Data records
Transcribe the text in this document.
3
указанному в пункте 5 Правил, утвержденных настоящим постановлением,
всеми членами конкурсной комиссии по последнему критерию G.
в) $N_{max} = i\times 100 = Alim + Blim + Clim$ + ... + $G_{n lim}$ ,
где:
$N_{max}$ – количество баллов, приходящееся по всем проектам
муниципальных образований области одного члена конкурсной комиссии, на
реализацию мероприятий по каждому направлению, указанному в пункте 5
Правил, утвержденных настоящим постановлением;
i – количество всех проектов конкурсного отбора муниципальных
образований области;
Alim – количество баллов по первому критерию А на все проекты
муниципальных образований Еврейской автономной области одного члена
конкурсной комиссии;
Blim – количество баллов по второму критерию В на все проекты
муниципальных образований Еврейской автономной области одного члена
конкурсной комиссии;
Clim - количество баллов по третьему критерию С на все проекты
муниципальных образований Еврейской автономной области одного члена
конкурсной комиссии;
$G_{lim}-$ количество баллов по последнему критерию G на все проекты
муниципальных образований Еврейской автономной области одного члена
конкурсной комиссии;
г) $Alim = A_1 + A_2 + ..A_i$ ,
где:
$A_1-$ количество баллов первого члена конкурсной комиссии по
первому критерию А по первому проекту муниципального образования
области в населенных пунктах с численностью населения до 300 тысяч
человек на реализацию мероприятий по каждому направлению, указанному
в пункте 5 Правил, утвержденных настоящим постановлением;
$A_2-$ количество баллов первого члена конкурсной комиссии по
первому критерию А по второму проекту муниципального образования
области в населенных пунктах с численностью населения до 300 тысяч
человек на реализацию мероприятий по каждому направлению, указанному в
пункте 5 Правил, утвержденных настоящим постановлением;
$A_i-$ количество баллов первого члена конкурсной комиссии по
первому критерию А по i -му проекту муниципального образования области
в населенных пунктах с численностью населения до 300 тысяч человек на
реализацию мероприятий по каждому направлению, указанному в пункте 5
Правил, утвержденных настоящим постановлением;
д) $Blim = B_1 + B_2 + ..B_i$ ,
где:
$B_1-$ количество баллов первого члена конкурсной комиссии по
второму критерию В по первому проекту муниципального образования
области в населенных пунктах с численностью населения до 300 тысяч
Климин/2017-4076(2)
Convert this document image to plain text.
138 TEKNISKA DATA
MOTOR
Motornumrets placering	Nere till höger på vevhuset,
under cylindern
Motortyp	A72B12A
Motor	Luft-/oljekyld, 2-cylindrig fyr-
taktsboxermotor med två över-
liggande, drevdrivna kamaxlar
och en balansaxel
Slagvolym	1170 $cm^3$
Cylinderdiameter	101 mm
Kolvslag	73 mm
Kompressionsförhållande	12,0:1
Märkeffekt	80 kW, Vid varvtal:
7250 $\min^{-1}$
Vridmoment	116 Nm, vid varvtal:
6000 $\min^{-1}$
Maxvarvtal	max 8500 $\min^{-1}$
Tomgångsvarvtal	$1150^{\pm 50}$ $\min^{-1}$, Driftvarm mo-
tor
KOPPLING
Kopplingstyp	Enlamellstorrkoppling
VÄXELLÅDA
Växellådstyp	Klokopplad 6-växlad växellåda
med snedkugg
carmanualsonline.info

* _EXERCISE_:
Where a line of the records above holds the word "комиссии", copy that line.

* _ANSWER TO THE EXERCISE_:
всеми членами конкурсной комиссии по последнему критерию G.
муниципальных образований области одного члена конкурсной комиссии, на
конкурсной комиссии;
конкурсной комиссии;
конкурсной комиссии;
конкурсной комиссии;
$A_1-$ количество баллов первого члена конкурсной комиссии по
$A_2-$ количество баллов первого члена конкурсной комиссии по
$A_i-$ количество баллов первого члена конкурсной комиссии по
$B_1-$ количество баллов первого члена конкурсной комиссии по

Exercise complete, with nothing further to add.